# Raw records
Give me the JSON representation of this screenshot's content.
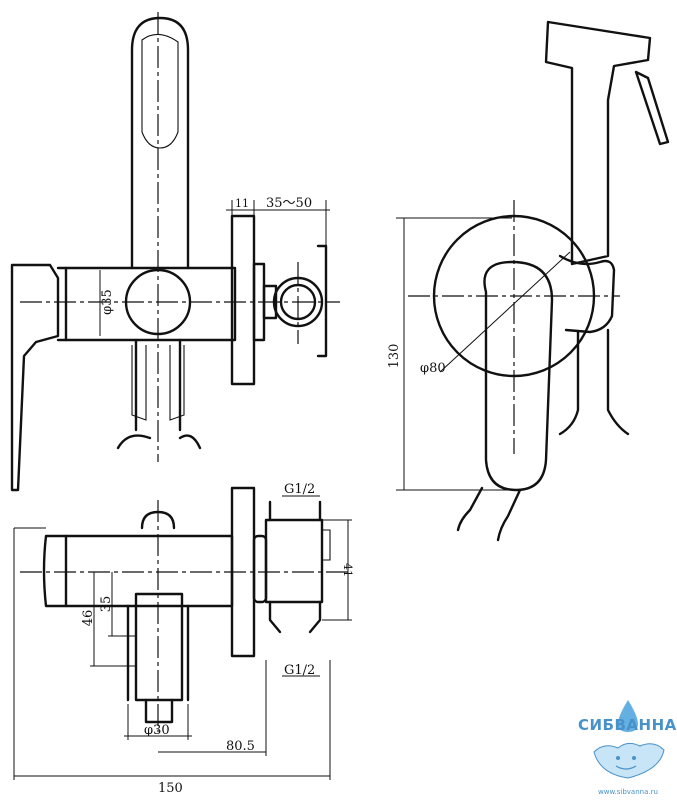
{
  "dimensions": {
    "d35": "φ35",
    "d11": "11",
    "range_35_50": "35〜50",
    "d130": "130",
    "d80_plate": "φ80",
    "g12_top": "G1/2",
    "g12_bottom": "G1/2",
    "d41": "41",
    "d46": "46",
    "d35_side": "35",
    "d30": "φ30",
    "d80_5": "80.5",
    "d150": "150"
  },
  "logo": {
    "name": "СИБВАННА",
    "url": "www.sibvanna.ru",
    "color": "#2a7fc0"
  }
}
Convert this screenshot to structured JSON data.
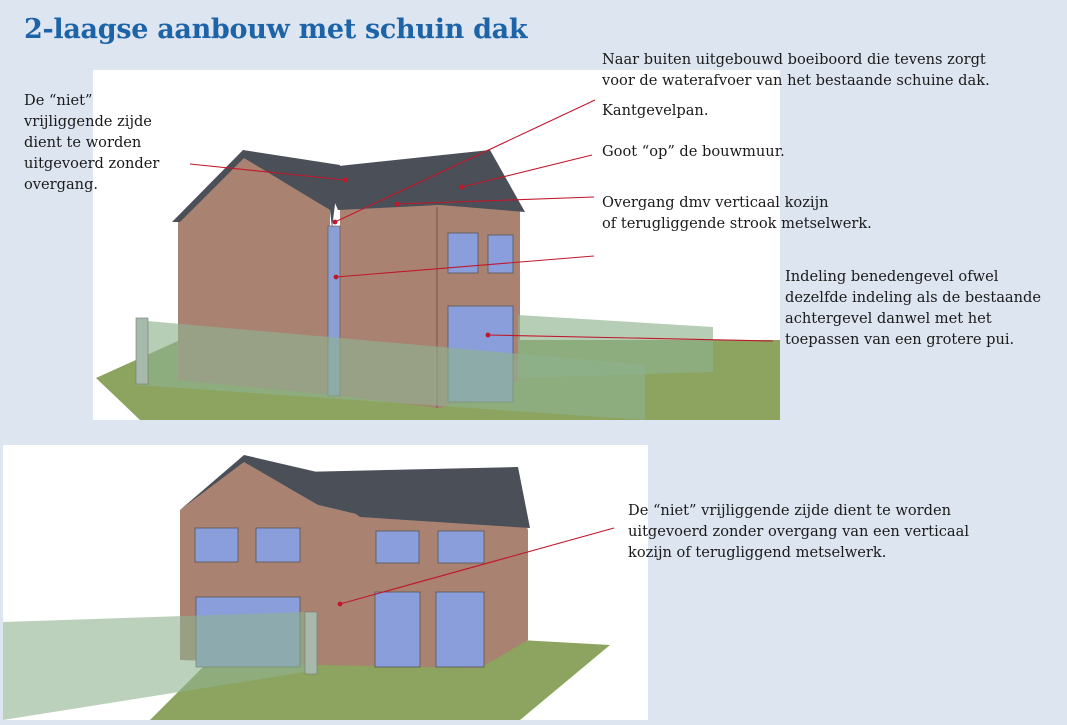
{
  "title": "2-laagse aanbouw met schuin dak",
  "annotations_top": {
    "niet_vrijliggend": "De “niet”\nvrijliggende zijde\ndient te worden\nuitgevoerd zonder\novergang.",
    "boeiboord": "Naar buiten uitgebouwd boeiboord die tevens zorgt\nvoor de waterafvoer van het bestaande schuine dak.",
    "kantgevelpan": "Kantgevelpan.",
    "goot": "Goot “op” de bouwmuur.",
    "overgang": "Overgang dmv verticaal kozijn\nof terugliggende strook metselwerk.",
    "indeling": "Indeling benedengevel ofwel\ndezelfde indeling als de bestaande\nachtergevel danwel met het\ntoepassen van een grotere pui."
  },
  "annotations_bottom": {
    "niet_vrijliggend_full": "De “niet” vrijliggende zijde dient te worden\nuitgevoerd zonder overgang van een verticaal\nkozijn of terugliggend metselwerk."
  },
  "colors": {
    "title": "#1c63a8",
    "leader_line": "#c0182a",
    "brick": "#a98272",
    "roof": "#4b4f57",
    "glass": "#8a9edb",
    "ground": "#7f9a4e",
    "fence": "#8fb28f"
  }
}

# YOUR OBJECTIVE
Set the listing down in full and exactly. Pictures within it should not appear in the copy.

# RESPONSE
Give me the JSON representation of this screenshot's content.
{
  "dimensions": {
    "d35": "φ35",
    "d11": "11",
    "range_35_50": "35〜50",
    "d130": "130",
    "d80_plate": "φ80",
    "g12_top": "G1/2",
    "g12_bottom": "G1/2",
    "d41": "41",
    "d46": "46",
    "d35_side": "35",
    "d30": "φ30",
    "d80_5": "80.5",
    "d150": "150"
  },
  "logo": {
    "name": "СИБВАННА",
    "url": "www.sibvanna.ru",
    "color": "#2a7fc0"
  }
}
Convert this screenshot to structured JSON data.
{
  "title": "2-laagse aanbouw met schuin dak",
  "annotations_top": {
    "niet_vrijliggend": "De “niet”\nvrijliggende zijde\ndient te worden\nuitgevoerd zonder\novergang.",
    "boeiboord": "Naar buiten uitgebouwd boeiboord die tevens zorgt\nvoor de waterafvoer van het bestaande schuine dak.",
    "kantgevelpan": "Kantgevelpan.",
    "goot": "Goot “op” de bouwmuur.",
    "overgang": "Overgang dmv verticaal kozijn\nof terugliggende strook metselwerk.",
    "indeling": "Indeling benedengevel ofwel\ndezelfde indeling als de bestaande\nachtergevel danwel met het\ntoepassen van een grotere pui."
  },
  "annotations_bottom": {
    "niet_vrijliggend_full": "De “niet” vrijliggende zijde dient te worden\nuitgevoerd zonder overgang van een verticaal\nkozijn of terugliggend metselwerk."
  },
  "colors": {
    "title": "#1c63a8",
    "leader_line": "#c0182a",
    "brick": "#a98272",
    "roof": "#4b4f57",
    "glass": "#8a9edb",
    "ground": "#7f9a4e",
    "fence": "#8fb28f"
  }
}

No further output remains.